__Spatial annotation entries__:
──────────────────────────────

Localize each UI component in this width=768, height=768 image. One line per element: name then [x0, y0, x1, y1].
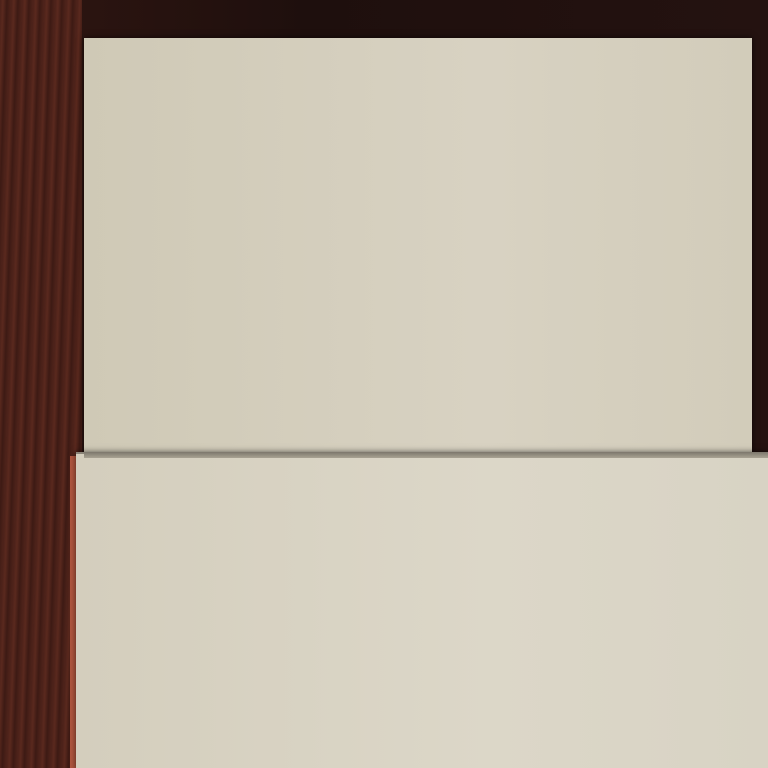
book-page-top [84, 38, 752, 456]
book-gutter [84, 452, 768, 458]
book-page-bottom [76, 452, 768, 768]
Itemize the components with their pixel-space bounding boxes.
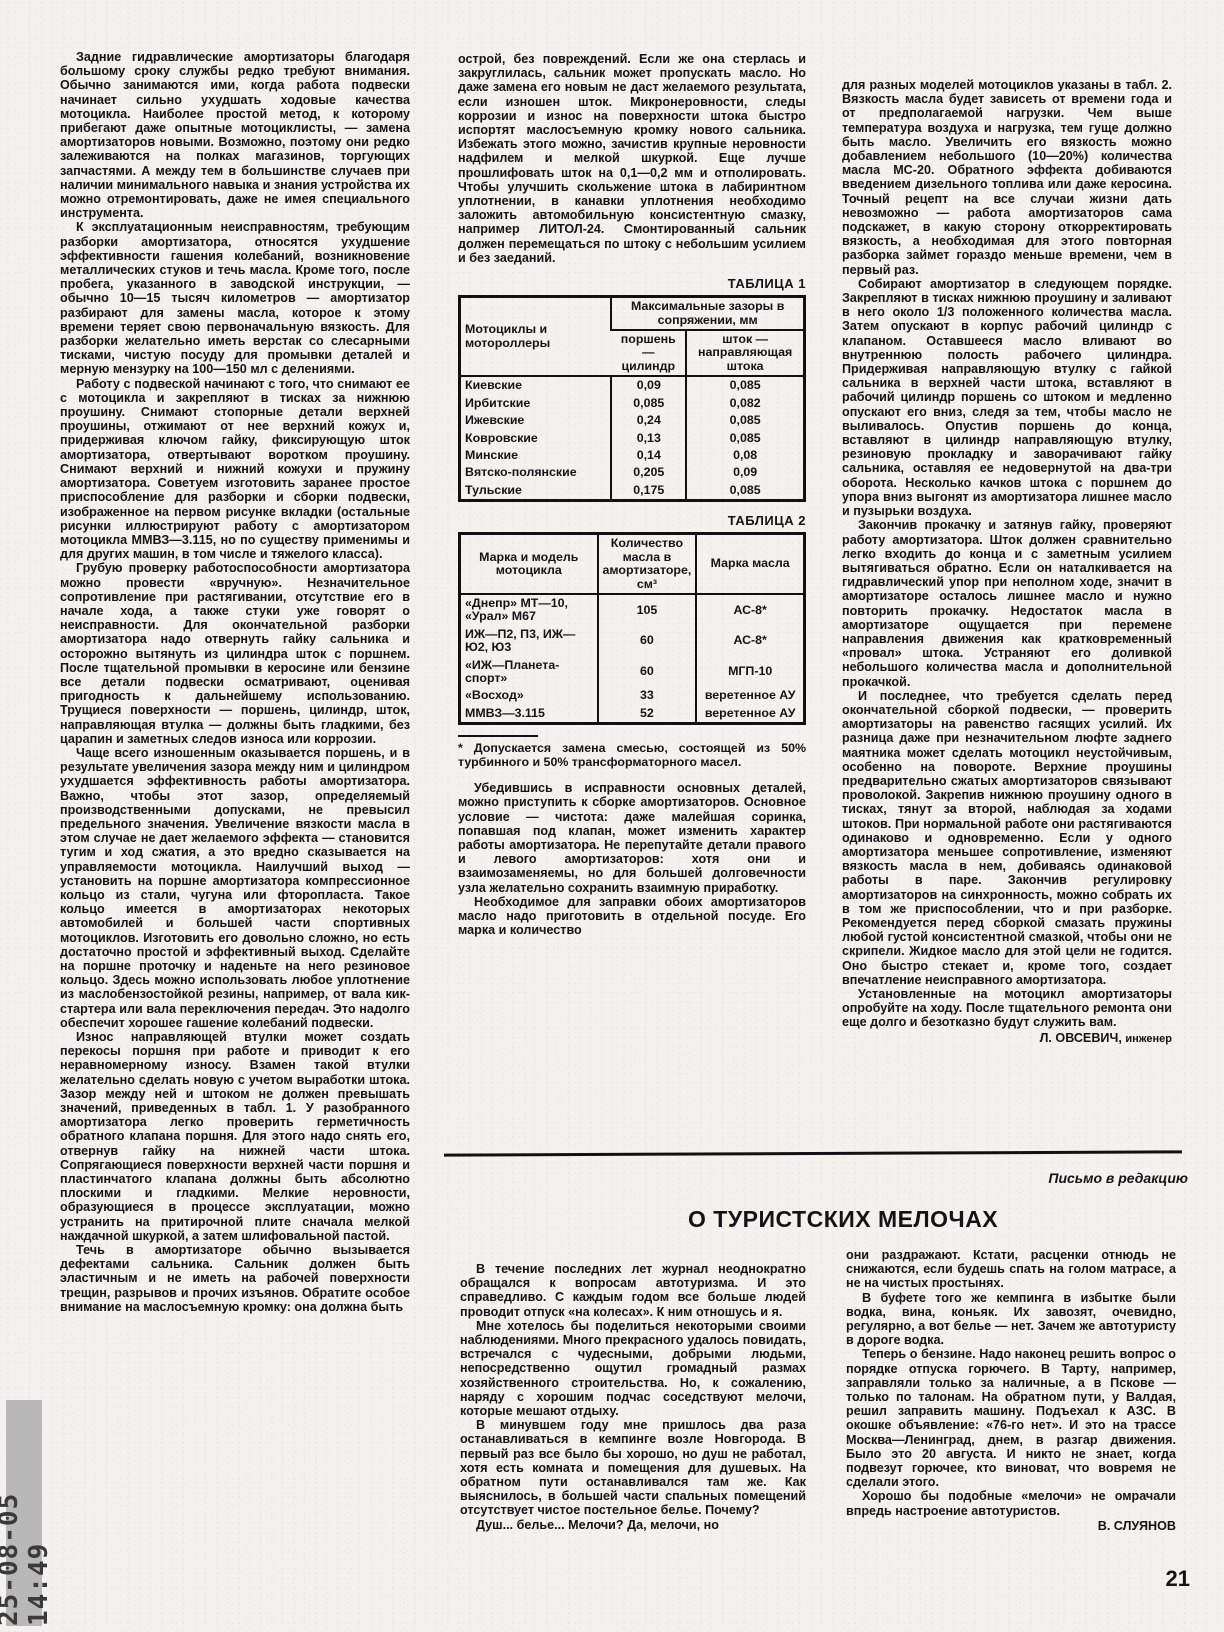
paragraph: Задние гидравлические амортизаторы благо… xyxy=(60,50,410,220)
table-1-label: ТАБЛИЦА 1 xyxy=(458,277,806,291)
article-column-3: для разных моделей мотоциклов указаны в … xyxy=(842,78,1172,1046)
table-1-header-piston: поршень — цилиндр xyxy=(611,330,686,376)
table-2-header-model: Марка и модель мотоцикла xyxy=(460,534,598,594)
paragraph: Мне хотелось бы поделиться некоторыми св… xyxy=(460,1319,806,1418)
table-row: Ижевские0,240,085 xyxy=(460,412,805,429)
paragraph: Теперь о бензине. Надо наконец решить во… xyxy=(846,1347,1176,1489)
paragraph: они раздражают. Кстати, расценки отнюдь … xyxy=(846,1248,1176,1291)
paragraph: Течь в амортизаторе обычно вызывается де… xyxy=(60,1243,410,1314)
table-2-header-quantity: Количество масла в амортизаторе, см³ xyxy=(598,534,697,594)
paragraph: Работу с подвеской начинают с того, что … xyxy=(60,377,410,562)
author-signature: Л. ОВСЕВИЧ, инженер xyxy=(842,1031,1172,1046)
paragraph: Износ направляющей втулки может создать … xyxy=(60,1030,410,1243)
page-number: 21 xyxy=(1166,1566,1190,1592)
table-row: Киевские0,090,085 xyxy=(460,376,805,394)
table-1-header-rod: шток — направляющая штока xyxy=(686,330,804,376)
paragraph: Хорошо бы подобные «мелочи» не омрачали … xyxy=(846,1489,1176,1517)
table-row: Тульские0,1750,085 xyxy=(460,482,805,501)
rubric-letter-to-editor: Письмо в редакцию xyxy=(1048,1170,1188,1186)
article-column-1: Задние гидравлические амортизаторы благо… xyxy=(60,50,410,1314)
table-row: ММВЗ—3.11552веретенное АУ xyxy=(460,705,805,724)
table-row: «Днепр» МТ—10, «Урал» М67105АС-8* xyxy=(460,594,805,626)
article-2-headline: О ТУРИСТСКИХ МЕЛОЧАХ xyxy=(688,1206,998,1233)
table-1-clearances: Мотоциклы и мотороллеры Максимальные заз… xyxy=(458,295,806,502)
paragraph: Закончив прокачку и затянув гайку, прове… xyxy=(842,518,1172,688)
paragraph: для разных моделей мотоциклов указаны в … xyxy=(842,78,1172,277)
paragraph: Чаще всего изношенным оказывается поршен… xyxy=(60,746,410,1030)
table-2-footnote: * Допускается замена смесью, состоящей и… xyxy=(458,731,806,769)
table-2-header-oil: Марка масла xyxy=(696,534,804,594)
table-1-header-vehicles: Мотоциклы и мотороллеры xyxy=(460,297,612,377)
paragraph: Собирают амортизатор в следующем порядке… xyxy=(842,277,1172,518)
paragraph: К эксплуатационным неисправностям, требу… xyxy=(60,220,410,376)
footnote-rule xyxy=(458,735,538,737)
paragraph: И последнее, что требуется сделать перед… xyxy=(842,689,1172,987)
table-2-label: ТАБЛИЦА 2 xyxy=(458,514,806,528)
table-row: ИЖ—П2, П3, ИЖ—Ю2, Ю360АС-8* xyxy=(460,626,805,657)
table-row: «Восход»33веретенное АУ xyxy=(460,687,805,704)
article-column-2: острой, без повреждений. Если же она сте… xyxy=(458,52,806,937)
table-2-oil: Марка и модель мотоцикла Количество масл… xyxy=(458,532,806,725)
paragraph: В буфете того же кемпинга в избытке были… xyxy=(846,1291,1176,1348)
table-row: Ковровские0,130,085 xyxy=(460,430,805,447)
paragraph: Установленные на мотоцикл амортизаторы о… xyxy=(842,987,1172,1030)
paragraph: В течение последних лет журнал неоднокра… xyxy=(460,1262,806,1319)
author-signature: В. СЛУЯНОВ xyxy=(846,1519,1176,1533)
table-row: Ирбитские0,0850,082 xyxy=(460,395,805,412)
table-1-header-group: Максимальные зазоры в сопряжении, мм xyxy=(611,297,804,330)
table-row: «ИЖ—Планета-спорт»60МГП-10 xyxy=(460,657,805,688)
article-2-column-1: В течение последних лет журнал неоднокра… xyxy=(460,1262,806,1532)
section-divider xyxy=(444,1150,1182,1156)
paragraph: Необходимое для заправки обоих амортизат… xyxy=(458,895,806,938)
paragraph: Душ... белье... Мелочи? Да, мелочи, но xyxy=(460,1518,806,1532)
article-2-column-2: они раздражают. Кстати, расценки отнюдь … xyxy=(846,1248,1176,1533)
paragraph: острой, без повреждений. Если же она сте… xyxy=(458,52,806,265)
paragraph: В минувшем году мне пришлось два раза ос… xyxy=(460,1418,806,1517)
paragraph: Убедившись в исправности основных детале… xyxy=(458,781,806,895)
table-row: Минские0,140,08 xyxy=(460,447,805,464)
paragraph: Грубую проверку работоспособности аморти… xyxy=(60,561,410,746)
table-row: Вятско-полянские0,2050,09 xyxy=(460,464,805,481)
margin-date-stamp: 25-08-05 14:49 xyxy=(6,1400,42,1626)
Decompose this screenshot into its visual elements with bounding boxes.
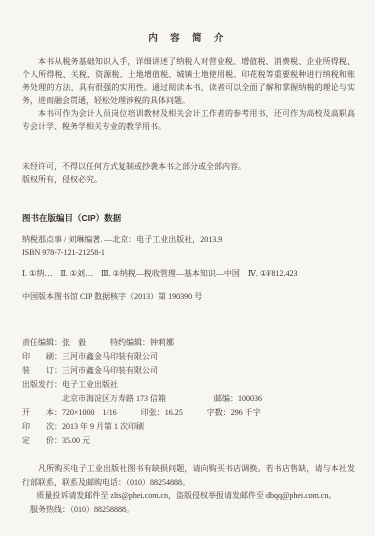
isbn-line: ISBN 978-7-121-21258-1 xyxy=(22,246,355,259)
pubinfo-value: 三河市鑫金马印装有限公司 xyxy=(62,350,158,364)
content-summary-paragraph-1: 本书从税务基础知识入手，详细讲述了纳税人对营业税、增值税、消费税、企业所得税、个… xyxy=(22,55,355,107)
pubinfo-label: 出版发行： xyxy=(22,378,62,392)
pubinfo-row-editor: 责任编辑： 张 毅 特约编辑：钟莉娜 xyxy=(22,336,355,350)
pubinfo-label: 印 次： xyxy=(22,420,62,434)
pubinfo-value: 2013 年 9 月第 1 次印刷 xyxy=(62,420,144,434)
footer-note-complaints: 质量投诉请发邮件至 zlts@phei.com.cn，盗版侵权举报请发邮件至 d… xyxy=(22,489,355,503)
pubinfo-label: 装 订： xyxy=(22,364,62,378)
footer-note-hotline: 服务热线：（010）88258888。 xyxy=(22,503,355,517)
pubinfo-label xyxy=(22,392,62,406)
copyright-notice: 未经许可，不得以任何方式复制或抄袭本书之部分或全部内容。 版权所有，侵权必究。 xyxy=(22,160,355,186)
cip-bibliographic-block: 纳税那点事 / 刘琳编著. —北京：电子工业出版社，2013.9 ISBN 97… xyxy=(22,233,355,259)
pubinfo-row-address: 北京市海淀区万寿路 173 信箱 邮编：100036 xyxy=(22,392,355,406)
content-summary-paragraph-2: 本书可作为会计人员岗位培训教材及相关会计工作者的参考用书，还可作为高校及高职高专… xyxy=(22,107,355,133)
pubinfo-value: 三河市鑫金马印装有限公司 xyxy=(62,364,158,378)
pubinfo-label: 印 刷： xyxy=(22,350,62,364)
footer-note-exchange: 凡所购买电子工业出版社图书有缺损问题，请向购买书店调换。若书店售缺，请与本社发行… xyxy=(22,462,355,489)
cip-heading: 图书在版编目（CIP）数据 xyxy=(22,212,355,224)
pubinfo-value: 35.00 元 xyxy=(62,434,90,448)
publication-info: 责任编辑： 张 毅 特约编辑：钟莉娜 印 刷： 三河市鑫金马印装有限公司 装 订… xyxy=(22,336,355,448)
pubinfo-row-printer: 印 刷： 三河市鑫金马印装有限公司 xyxy=(22,350,355,364)
cip-record-number: 中国版本图书馆 CIP 数据核字（2013）第 190390 号 xyxy=(22,290,355,303)
pubinfo-row-publisher: 出版发行： 电子工业出版社 xyxy=(22,378,355,392)
copyright-notice-line-2: 版权所有，侵权必究。 xyxy=(22,173,355,186)
pubinfo-value: 720×1000 1/16 印张：16.25 字数：296 千字 xyxy=(62,406,261,420)
pubinfo-value: 张 毅 特约编辑：钟莉娜 xyxy=(62,336,174,350)
pubinfo-label: 定 价： xyxy=(22,434,62,448)
pubinfo-row-price: 定 价： 35.00 元 xyxy=(22,434,355,448)
pubinfo-value: 电子工业出版社 xyxy=(62,378,118,392)
purchase-service-notes: 凡所购买电子工业出版社图书有缺损问题，请向购买书店调换。若书店售缺，请与本社发行… xyxy=(22,462,355,516)
pubinfo-row-format: 开 本： 720×1000 1/16 印张：16.25 字数：296 千字 xyxy=(22,406,355,420)
pubinfo-row-binder: 装 订： 三河市鑫金马印装有限公司 xyxy=(22,364,355,378)
pubinfo-label: 责任编辑： xyxy=(22,336,62,350)
copyright-page: 内 容 简 介 本书从税务基础知识入手，详细讲述了纳税人对营业税、增值税、消费税… xyxy=(0,0,375,536)
copyright-notice-line-1: 未经许可，不得以任何方式复制或抄袭本书之部分或全部内容。 xyxy=(22,160,355,173)
pubinfo-value: 北京市海淀区万寿路 173 信箱 邮编：100036 xyxy=(62,392,262,406)
content-summary-title: 内 容 简 介 xyxy=(22,30,355,44)
cip-classification-line: Ⅰ. ①纳… Ⅱ. ①刘… Ⅲ. ①纳税—税收管理—基本知识—中国 Ⅳ. ①F8… xyxy=(22,267,355,280)
pubinfo-label: 开 本： xyxy=(22,406,62,420)
pubinfo-row-print-run: 印 次： 2013 年 9 月第 1 次印刷 xyxy=(22,420,355,434)
cip-bibliographic-line: 纳税那点事 / 刘琳编著. —北京：电子工业出版社，2013.9 xyxy=(22,233,355,246)
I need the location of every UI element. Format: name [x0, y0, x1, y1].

──────────────────────────────

__WHAT YOU WILL DO__: Repeat the part of the data that opens with the line containing "isbn-line: ISBN 978-7-121-21258-1" and closes with the line containing "pubinfo-label xyxy=(22,392,62,406)", both of those lines included.

__OUTPUT FOR THIS TASK__:
isbn-line: ISBN 978-7-121-21258-1 xyxy=(22,246,355,259)
pubinfo-value: 三河市鑫金马印装有限公司 xyxy=(62,350,158,364)
content-summary-paragraph-1: 本书从税务基础知识入手，详细讲述了纳税人对营业税、增值税、消费税、企业所得税、个… xyxy=(22,55,355,107)
pubinfo-label: 出版发行： xyxy=(22,378,62,392)
pubinfo-row-editor: 责任编辑： 张 毅 特约编辑：钟莉娜 xyxy=(22,336,355,350)
pubinfo-label: 印 次： xyxy=(22,420,62,434)
pubinfo-value: 2013 年 9 月第 1 次印刷 xyxy=(62,420,144,434)
footer-note-complaints: 质量投诉请发邮件至 zlts@phei.com.cn，盗版侵权举报请发邮件至 d… xyxy=(22,489,355,503)
pubinfo-label: 装 订： xyxy=(22,364,62,378)
footer-note-hotline: 服务热线：（010）88258888。 xyxy=(22,503,355,517)
pubinfo-label xyxy=(22,392,62,406)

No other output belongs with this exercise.